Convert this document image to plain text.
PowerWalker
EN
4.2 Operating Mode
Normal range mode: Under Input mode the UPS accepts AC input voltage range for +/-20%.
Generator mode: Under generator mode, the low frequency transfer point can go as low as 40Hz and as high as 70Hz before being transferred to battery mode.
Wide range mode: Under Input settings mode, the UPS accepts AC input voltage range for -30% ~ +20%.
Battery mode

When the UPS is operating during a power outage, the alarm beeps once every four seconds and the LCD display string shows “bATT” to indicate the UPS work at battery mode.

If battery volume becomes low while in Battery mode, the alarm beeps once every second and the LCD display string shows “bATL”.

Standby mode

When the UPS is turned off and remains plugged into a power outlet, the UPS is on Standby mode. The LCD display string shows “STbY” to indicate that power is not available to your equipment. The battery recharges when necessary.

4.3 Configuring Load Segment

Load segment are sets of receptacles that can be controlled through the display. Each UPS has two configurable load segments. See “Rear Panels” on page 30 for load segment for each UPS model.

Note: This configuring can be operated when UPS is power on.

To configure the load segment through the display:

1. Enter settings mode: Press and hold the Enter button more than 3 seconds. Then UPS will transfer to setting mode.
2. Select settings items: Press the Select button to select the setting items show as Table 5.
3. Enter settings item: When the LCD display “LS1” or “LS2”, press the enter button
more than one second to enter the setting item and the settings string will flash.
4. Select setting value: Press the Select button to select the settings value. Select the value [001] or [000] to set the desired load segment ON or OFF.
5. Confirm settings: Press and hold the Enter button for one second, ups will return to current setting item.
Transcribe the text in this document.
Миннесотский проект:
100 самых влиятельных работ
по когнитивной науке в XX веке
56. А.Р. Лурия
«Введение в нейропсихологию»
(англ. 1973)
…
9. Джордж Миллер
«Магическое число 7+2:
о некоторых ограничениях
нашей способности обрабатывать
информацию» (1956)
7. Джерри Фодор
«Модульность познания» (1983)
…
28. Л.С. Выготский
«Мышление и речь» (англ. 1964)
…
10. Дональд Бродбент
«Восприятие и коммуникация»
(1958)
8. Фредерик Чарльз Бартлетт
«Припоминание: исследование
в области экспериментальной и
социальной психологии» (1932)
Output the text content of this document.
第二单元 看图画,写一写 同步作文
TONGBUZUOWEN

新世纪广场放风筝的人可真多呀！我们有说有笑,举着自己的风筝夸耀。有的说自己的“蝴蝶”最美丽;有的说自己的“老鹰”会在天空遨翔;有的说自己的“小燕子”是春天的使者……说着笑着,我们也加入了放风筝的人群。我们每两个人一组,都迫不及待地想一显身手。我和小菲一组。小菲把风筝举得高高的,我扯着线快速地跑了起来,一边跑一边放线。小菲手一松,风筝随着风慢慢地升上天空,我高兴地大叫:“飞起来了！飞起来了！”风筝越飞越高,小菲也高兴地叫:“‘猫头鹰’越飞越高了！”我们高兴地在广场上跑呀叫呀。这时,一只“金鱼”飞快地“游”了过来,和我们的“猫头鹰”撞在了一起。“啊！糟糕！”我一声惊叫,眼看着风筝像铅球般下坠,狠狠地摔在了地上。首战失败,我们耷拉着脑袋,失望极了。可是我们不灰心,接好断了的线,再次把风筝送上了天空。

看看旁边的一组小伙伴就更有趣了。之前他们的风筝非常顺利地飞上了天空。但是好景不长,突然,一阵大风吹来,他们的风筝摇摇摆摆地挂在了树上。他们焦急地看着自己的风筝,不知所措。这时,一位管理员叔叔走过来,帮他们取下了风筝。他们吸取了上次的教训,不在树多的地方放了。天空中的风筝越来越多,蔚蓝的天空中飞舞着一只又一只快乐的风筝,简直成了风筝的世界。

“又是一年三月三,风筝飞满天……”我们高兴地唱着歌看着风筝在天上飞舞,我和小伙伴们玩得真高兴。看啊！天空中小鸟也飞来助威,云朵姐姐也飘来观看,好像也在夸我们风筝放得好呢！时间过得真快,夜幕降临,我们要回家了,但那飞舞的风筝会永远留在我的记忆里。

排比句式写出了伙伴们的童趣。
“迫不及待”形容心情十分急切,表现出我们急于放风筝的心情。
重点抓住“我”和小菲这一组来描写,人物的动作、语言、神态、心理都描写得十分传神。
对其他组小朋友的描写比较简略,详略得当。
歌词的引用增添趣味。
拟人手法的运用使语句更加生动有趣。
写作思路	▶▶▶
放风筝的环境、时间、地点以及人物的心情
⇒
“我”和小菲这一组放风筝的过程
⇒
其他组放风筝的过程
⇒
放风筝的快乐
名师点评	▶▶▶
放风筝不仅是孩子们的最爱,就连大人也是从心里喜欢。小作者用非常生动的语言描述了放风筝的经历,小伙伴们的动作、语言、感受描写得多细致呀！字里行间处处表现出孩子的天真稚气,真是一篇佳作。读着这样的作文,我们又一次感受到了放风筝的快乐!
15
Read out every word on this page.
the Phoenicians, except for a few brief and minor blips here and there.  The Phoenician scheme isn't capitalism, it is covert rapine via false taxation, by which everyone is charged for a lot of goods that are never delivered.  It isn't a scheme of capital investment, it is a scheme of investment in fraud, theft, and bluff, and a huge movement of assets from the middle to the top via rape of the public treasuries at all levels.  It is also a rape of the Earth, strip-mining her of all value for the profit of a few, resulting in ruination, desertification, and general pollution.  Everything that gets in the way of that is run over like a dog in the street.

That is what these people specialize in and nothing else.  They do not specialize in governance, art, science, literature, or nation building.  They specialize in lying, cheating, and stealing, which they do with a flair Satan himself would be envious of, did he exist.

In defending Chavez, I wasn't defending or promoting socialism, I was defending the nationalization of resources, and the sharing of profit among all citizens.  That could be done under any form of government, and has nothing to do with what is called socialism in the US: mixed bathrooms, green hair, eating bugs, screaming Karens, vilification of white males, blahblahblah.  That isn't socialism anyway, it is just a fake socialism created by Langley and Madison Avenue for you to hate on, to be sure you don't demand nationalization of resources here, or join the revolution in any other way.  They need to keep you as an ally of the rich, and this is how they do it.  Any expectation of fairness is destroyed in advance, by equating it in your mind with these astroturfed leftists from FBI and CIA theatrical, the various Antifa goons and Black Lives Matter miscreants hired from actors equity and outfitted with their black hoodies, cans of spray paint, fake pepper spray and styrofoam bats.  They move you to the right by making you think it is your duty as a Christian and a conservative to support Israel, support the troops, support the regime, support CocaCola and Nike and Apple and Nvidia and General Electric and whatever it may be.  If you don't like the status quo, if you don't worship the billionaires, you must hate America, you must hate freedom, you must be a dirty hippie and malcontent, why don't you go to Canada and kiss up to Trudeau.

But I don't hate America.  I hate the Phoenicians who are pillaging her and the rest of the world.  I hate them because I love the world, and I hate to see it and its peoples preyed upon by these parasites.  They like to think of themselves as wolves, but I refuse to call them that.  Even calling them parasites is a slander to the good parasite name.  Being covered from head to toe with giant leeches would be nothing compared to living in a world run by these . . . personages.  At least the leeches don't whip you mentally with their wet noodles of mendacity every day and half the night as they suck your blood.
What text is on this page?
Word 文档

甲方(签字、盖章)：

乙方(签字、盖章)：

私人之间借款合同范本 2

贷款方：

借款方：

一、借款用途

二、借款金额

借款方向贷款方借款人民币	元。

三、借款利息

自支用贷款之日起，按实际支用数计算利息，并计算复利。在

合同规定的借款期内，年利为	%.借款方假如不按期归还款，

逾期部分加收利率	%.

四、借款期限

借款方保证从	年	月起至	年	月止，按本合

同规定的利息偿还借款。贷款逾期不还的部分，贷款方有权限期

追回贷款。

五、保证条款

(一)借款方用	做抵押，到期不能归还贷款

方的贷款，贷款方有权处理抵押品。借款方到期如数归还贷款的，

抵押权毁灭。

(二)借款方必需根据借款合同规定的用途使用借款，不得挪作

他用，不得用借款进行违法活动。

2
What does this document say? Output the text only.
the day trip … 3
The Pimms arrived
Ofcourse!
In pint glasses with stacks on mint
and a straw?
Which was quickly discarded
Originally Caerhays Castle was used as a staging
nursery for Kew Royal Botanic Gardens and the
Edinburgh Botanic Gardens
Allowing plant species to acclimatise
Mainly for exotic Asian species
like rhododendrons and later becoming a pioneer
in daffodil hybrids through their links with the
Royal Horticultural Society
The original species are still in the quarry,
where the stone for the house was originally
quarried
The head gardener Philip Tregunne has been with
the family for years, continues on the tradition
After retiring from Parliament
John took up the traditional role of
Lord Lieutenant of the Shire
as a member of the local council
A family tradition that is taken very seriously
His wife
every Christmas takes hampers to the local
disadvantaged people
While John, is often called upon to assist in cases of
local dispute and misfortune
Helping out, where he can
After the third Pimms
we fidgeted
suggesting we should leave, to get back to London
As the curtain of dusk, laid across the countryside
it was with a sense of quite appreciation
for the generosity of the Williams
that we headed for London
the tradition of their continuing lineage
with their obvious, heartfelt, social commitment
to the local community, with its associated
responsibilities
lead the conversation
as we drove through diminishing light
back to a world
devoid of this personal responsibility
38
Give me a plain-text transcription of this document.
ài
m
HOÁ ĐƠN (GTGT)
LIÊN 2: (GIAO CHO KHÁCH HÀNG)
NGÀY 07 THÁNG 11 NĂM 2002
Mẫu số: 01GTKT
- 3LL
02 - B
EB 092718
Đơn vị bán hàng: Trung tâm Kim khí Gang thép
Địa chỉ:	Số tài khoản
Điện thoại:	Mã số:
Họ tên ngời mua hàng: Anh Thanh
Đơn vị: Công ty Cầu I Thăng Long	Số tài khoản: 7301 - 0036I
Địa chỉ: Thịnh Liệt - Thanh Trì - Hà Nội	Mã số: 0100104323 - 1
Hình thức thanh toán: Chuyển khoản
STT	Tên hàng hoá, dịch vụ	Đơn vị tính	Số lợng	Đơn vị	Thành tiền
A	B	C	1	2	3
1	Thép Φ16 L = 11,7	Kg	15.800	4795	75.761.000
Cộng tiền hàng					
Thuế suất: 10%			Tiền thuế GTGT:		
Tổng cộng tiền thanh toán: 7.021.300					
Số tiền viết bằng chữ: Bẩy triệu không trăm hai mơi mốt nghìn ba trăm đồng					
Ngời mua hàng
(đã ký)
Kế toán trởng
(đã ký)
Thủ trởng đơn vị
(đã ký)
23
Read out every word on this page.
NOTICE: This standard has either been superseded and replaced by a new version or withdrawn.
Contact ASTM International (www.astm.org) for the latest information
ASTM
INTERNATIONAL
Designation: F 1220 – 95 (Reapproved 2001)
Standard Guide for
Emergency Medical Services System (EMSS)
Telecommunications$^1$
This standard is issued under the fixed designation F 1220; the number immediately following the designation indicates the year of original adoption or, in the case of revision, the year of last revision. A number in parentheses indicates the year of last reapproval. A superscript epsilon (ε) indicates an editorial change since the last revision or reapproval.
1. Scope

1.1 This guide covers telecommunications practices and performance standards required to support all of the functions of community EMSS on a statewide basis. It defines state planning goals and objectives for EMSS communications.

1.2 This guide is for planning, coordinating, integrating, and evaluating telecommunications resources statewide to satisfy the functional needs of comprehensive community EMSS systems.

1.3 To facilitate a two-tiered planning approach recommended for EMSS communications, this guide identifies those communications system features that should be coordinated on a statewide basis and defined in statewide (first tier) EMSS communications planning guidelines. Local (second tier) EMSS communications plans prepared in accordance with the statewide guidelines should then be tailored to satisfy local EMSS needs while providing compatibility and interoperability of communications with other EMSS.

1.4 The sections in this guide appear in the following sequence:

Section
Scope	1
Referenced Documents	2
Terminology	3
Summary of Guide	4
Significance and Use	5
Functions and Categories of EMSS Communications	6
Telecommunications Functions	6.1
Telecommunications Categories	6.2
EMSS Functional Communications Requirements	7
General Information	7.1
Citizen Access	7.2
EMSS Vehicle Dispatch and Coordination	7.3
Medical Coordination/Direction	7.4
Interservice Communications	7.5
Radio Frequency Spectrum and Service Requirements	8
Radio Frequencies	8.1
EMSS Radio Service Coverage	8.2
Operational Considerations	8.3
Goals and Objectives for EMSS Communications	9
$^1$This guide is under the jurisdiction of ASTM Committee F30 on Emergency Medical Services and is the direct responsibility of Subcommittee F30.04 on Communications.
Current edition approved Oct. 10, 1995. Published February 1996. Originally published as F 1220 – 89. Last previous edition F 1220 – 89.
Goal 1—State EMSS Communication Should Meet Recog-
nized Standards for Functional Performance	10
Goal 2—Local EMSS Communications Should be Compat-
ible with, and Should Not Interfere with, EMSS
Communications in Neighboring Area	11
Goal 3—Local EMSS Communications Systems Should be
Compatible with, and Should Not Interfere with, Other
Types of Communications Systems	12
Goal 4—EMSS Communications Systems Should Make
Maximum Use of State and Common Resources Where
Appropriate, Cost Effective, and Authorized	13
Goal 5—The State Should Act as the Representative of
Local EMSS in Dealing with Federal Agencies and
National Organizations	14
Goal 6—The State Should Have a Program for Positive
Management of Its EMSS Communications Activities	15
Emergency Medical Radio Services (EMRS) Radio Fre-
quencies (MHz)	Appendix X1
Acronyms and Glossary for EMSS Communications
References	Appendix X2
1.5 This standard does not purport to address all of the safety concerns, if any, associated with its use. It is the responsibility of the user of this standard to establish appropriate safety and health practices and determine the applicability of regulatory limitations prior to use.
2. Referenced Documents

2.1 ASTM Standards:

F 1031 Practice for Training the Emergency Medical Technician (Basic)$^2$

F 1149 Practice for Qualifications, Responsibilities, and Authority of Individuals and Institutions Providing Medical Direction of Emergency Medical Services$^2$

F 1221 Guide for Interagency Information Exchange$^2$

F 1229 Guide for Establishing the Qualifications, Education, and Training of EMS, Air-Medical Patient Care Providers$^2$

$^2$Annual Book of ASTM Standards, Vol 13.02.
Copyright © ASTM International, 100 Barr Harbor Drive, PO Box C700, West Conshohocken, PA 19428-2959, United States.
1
--------------------
→ **Brief**:
Where a line above contains the word "Input", copy that line.

→ **Solution**:
Normal range mode: Under Input mode the UPS accepts AC input voltage range for +/-20%.
Wide range mode: Under Input settings mode, the UPS accepts AC input voltage range for -30% ~ +20%.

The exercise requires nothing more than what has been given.